→ **Written request**: Extract, unchanged, the stretch of the records from their first line through the line containing "- net label Cifr.obsh.", including that line.
— begin Records to process —
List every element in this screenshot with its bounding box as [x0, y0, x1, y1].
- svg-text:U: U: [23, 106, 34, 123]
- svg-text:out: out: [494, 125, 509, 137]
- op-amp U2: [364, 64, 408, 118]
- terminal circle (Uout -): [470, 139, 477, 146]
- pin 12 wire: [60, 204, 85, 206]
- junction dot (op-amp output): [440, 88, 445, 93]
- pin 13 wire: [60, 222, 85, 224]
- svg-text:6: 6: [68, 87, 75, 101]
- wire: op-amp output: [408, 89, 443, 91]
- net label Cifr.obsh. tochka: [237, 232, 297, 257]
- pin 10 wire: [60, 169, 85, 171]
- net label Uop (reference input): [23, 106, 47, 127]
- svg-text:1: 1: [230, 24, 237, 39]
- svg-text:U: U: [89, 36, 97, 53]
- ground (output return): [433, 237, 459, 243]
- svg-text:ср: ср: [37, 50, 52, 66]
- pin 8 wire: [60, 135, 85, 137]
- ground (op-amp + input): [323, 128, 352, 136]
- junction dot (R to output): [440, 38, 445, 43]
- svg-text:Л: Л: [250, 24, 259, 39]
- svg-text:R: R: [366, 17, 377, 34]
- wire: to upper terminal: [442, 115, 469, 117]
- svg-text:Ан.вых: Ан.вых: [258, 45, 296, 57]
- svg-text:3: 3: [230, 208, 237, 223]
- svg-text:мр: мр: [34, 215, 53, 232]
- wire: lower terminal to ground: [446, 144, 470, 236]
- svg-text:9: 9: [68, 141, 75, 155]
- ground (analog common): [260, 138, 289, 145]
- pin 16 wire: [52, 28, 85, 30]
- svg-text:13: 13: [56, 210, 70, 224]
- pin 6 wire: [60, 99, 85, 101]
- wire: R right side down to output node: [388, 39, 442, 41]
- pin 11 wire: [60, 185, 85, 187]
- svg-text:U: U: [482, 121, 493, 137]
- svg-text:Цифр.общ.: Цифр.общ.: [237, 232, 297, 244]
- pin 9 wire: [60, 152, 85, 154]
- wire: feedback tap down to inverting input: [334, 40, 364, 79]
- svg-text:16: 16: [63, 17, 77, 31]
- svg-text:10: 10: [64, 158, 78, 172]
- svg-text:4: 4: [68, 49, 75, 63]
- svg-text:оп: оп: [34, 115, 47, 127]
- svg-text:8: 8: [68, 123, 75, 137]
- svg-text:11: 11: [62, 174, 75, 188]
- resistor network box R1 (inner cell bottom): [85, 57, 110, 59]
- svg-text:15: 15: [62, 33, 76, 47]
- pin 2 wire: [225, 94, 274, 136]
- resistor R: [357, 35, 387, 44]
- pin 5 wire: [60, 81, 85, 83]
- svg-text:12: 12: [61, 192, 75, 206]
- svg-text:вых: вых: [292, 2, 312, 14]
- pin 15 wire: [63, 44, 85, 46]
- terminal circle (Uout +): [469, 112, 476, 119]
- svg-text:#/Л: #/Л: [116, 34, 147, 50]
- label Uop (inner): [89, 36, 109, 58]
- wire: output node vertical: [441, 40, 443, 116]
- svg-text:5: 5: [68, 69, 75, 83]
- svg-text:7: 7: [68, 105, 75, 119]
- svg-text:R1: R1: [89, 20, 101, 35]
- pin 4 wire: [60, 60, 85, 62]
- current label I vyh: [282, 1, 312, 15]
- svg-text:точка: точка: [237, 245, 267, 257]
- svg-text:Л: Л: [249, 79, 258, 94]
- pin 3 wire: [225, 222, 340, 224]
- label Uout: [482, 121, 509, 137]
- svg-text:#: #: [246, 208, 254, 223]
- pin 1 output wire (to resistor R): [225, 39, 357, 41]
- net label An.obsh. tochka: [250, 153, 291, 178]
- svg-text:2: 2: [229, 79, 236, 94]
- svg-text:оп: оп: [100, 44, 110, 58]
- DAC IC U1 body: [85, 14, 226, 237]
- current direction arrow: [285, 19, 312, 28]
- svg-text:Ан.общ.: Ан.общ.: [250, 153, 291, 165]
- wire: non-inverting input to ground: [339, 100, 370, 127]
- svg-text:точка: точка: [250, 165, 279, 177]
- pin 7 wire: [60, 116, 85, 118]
— end Records to process —
→ **Answer to this task**:
List every element in this screenshot with its bounding box as [x0, y0, x1, y1].
- svg-text:U: U: [23, 106, 34, 123]
- svg-text:out: out: [494, 125, 509, 137]
- op-amp U2: [364, 64, 408, 118]
- terminal circle (Uout -): [470, 139, 477, 146]
- pin 12 wire: [60, 204, 85, 206]
- junction dot (op-amp output): [440, 88, 445, 93]
- pin 13 wire: [60, 222, 85, 224]
- svg-text:6: 6: [68, 87, 75, 101]
- wire: op-amp output: [408, 89, 443, 91]
- net label Cifr.obsh. tochka: [237, 232, 297, 257]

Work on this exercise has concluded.